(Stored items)
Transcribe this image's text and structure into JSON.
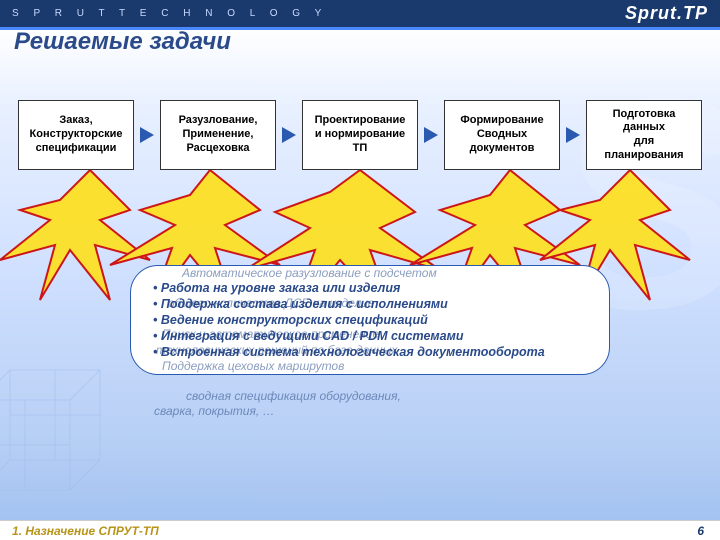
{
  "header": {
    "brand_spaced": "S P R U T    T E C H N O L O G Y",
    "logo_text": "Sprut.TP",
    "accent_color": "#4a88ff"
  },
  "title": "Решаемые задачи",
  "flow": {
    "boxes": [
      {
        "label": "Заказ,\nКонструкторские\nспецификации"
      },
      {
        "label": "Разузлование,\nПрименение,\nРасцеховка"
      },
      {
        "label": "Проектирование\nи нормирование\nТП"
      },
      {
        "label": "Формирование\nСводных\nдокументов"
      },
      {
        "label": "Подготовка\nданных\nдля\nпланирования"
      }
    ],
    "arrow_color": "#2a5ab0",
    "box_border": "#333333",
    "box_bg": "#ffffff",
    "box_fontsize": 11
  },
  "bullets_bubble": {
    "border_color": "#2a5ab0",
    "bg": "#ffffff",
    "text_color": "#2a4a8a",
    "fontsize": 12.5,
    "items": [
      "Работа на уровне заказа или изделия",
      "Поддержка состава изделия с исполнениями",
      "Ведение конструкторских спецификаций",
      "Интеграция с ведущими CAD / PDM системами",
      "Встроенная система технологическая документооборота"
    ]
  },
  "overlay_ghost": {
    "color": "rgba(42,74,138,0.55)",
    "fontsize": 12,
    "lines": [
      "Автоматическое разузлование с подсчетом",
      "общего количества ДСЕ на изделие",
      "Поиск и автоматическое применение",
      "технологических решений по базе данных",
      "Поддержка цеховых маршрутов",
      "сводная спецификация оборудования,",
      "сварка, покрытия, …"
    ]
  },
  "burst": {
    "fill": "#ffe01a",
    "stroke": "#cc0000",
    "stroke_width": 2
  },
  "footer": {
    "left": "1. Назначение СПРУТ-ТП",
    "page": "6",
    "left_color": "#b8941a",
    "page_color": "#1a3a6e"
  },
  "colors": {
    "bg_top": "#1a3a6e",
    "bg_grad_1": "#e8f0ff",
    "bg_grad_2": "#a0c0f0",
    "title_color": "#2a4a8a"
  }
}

--

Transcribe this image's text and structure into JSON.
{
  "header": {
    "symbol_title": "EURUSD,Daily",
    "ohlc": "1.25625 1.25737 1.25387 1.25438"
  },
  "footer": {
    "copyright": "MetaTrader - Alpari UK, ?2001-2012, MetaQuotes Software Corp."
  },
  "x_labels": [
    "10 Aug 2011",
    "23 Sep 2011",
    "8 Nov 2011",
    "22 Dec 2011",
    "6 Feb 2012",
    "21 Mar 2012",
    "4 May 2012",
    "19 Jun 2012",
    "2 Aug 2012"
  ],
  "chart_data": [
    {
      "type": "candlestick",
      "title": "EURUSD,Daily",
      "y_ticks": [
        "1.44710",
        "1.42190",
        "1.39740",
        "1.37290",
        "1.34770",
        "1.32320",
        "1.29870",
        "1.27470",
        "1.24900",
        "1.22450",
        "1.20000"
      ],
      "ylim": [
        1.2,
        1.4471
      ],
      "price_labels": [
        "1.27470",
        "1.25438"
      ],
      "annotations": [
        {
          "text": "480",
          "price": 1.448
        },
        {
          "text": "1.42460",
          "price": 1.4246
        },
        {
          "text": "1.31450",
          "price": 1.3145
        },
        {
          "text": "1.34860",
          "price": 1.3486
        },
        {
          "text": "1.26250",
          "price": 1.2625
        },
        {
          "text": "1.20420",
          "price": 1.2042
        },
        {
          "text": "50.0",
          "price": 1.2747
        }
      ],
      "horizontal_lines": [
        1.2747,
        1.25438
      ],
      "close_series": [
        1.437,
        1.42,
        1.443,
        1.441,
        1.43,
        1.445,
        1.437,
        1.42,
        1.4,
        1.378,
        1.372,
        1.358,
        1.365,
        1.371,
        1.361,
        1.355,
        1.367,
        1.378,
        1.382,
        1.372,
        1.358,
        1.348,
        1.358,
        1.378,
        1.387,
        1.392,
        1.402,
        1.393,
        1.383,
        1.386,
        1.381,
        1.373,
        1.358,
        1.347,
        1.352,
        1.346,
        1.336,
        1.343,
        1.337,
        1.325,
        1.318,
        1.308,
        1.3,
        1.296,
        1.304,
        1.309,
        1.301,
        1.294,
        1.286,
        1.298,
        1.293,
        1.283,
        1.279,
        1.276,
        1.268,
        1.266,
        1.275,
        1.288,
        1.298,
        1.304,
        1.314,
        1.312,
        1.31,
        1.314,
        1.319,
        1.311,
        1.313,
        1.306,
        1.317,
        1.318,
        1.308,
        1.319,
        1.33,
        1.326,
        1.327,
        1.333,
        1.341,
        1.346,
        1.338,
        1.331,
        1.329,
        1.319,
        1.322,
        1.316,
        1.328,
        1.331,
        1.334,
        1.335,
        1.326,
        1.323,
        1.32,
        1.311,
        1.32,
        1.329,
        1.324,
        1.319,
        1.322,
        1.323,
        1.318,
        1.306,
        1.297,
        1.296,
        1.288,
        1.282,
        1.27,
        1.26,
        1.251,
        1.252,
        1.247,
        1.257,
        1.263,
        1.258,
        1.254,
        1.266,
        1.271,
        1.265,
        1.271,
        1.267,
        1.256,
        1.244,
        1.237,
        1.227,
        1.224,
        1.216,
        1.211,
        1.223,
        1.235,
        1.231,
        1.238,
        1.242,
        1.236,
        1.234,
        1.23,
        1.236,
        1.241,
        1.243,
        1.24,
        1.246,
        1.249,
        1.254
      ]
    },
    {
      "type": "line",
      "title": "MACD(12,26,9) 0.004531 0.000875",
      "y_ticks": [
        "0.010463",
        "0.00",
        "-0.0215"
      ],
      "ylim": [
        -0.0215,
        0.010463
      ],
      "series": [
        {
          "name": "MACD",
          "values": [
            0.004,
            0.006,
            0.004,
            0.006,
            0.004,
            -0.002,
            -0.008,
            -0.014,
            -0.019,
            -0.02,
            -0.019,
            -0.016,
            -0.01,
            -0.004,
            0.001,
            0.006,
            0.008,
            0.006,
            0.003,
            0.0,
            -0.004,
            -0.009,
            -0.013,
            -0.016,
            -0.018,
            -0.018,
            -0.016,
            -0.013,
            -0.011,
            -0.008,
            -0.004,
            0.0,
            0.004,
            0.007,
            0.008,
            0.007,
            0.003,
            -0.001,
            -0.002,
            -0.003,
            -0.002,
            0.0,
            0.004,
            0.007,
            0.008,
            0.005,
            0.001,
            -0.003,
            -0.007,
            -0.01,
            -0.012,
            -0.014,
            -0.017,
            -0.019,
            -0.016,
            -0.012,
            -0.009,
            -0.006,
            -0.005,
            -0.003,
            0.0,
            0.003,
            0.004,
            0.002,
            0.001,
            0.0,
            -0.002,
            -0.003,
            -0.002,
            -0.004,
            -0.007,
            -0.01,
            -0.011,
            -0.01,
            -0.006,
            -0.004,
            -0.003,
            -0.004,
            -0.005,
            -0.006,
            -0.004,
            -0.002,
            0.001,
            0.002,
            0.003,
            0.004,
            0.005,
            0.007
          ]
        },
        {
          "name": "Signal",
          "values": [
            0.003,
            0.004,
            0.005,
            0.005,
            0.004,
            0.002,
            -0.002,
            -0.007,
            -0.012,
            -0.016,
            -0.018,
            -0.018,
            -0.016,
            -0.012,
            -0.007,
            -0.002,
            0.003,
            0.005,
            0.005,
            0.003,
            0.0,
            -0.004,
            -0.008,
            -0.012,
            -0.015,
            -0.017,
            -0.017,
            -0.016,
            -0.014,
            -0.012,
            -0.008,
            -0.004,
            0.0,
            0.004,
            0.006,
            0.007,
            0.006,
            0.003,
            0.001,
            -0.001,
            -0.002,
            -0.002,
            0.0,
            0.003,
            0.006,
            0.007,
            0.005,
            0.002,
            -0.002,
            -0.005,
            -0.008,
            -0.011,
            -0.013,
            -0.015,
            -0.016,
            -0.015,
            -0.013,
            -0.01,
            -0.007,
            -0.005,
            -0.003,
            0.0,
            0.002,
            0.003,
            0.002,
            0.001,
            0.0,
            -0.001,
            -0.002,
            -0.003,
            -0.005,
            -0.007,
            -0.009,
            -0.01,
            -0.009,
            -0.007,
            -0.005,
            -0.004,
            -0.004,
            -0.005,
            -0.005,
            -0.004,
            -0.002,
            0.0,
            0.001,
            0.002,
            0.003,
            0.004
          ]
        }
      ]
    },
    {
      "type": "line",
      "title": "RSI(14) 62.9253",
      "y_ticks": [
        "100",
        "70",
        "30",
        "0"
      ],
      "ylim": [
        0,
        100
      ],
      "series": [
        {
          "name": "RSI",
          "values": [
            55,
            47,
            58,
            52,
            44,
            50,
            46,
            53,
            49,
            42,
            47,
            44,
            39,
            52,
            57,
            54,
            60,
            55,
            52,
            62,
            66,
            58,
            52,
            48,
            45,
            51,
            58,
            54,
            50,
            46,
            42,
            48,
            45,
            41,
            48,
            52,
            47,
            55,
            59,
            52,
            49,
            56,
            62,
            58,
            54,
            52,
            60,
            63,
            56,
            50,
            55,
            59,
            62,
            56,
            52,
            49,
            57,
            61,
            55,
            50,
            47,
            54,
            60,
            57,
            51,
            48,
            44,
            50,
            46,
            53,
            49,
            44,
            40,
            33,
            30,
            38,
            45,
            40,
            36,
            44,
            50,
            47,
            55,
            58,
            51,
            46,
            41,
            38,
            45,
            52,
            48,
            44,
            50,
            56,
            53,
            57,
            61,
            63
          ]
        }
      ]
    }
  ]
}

- **OBJECTIVE**
Go over the records above line by line and count those holding the word "MACD". Reply only with the number.

- **CORRECT ANSWER**
2